What is required →
Images are not part of the copy; write out the rest of the data exactly as given.

Raw records →
BEGIN
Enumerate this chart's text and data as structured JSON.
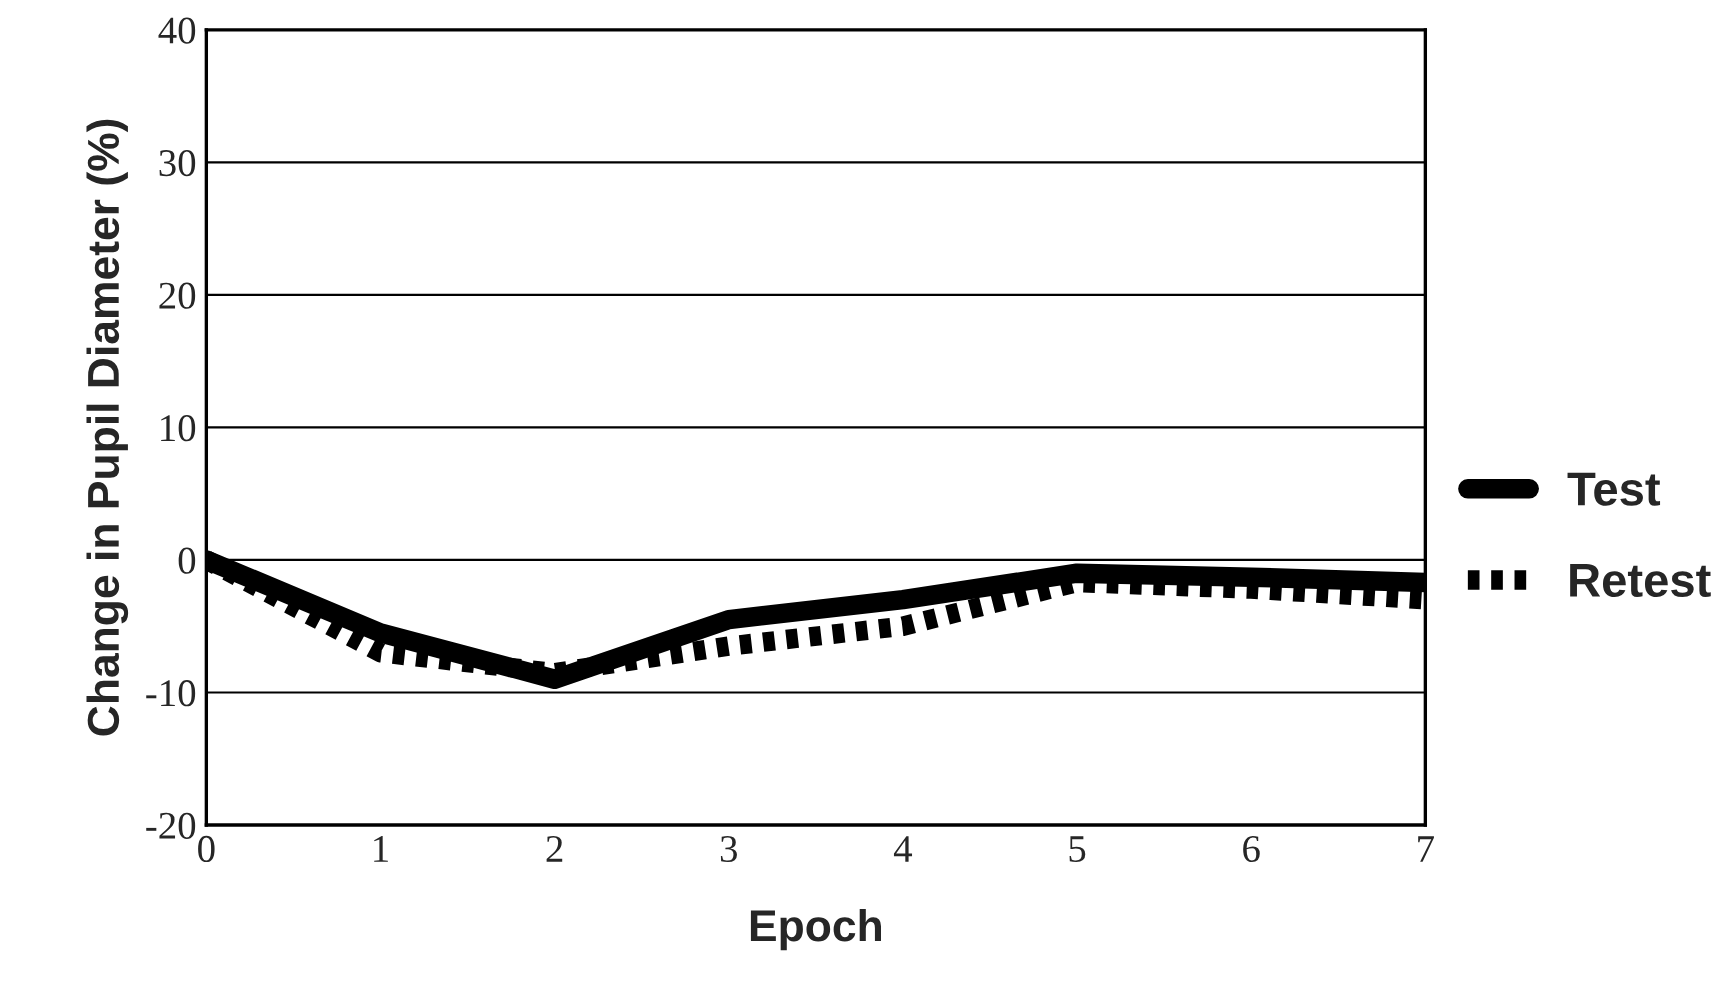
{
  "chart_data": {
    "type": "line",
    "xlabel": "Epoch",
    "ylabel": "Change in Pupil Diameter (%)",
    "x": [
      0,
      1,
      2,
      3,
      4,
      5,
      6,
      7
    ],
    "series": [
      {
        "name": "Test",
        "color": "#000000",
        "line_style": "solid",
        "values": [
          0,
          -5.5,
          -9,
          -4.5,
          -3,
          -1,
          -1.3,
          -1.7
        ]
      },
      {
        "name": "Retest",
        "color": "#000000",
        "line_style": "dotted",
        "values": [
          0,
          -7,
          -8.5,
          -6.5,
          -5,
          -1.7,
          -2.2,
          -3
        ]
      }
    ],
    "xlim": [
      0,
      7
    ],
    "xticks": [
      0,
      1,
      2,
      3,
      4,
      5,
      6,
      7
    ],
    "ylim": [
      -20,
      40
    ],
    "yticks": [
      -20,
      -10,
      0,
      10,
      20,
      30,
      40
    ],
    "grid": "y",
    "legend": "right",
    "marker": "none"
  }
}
END
Exercise output →
Enumerate this chart's text and data as structured JSON.
{
  "chart_data": {
    "type": "line",
    "xlabel": "Epoch",
    "ylabel": "Change in Pupil Diameter (%)",
    "x": [
      0,
      1,
      2,
      3,
      4,
      5,
      6,
      7
    ],
    "series": [
      {
        "name": "Test",
        "color": "#000000",
        "line_style": "solid",
        "values": [
          0,
          -5.5,
          -9,
          -4.5,
          -3,
          -1,
          -1.3,
          -1.7
        ]
      },
      {
        "name": "Retest",
        "color": "#000000",
        "line_style": "dotted",
        "values": [
          0,
          -7,
          -8.5,
          -6.5,
          -5,
          -1.7,
          -2.2,
          -3
        ]
      }
    ],
    "xlim": [
      0,
      7
    ],
    "xticks": [
      0,
      1,
      2,
      3,
      4,
      5,
      6,
      7
    ],
    "ylim": [
      -20,
      40
    ],
    "yticks": [
      -20,
      -10,
      0,
      10,
      20,
      30,
      40
    ],
    "grid": "y",
    "legend": "right",
    "marker": "none"
  }
}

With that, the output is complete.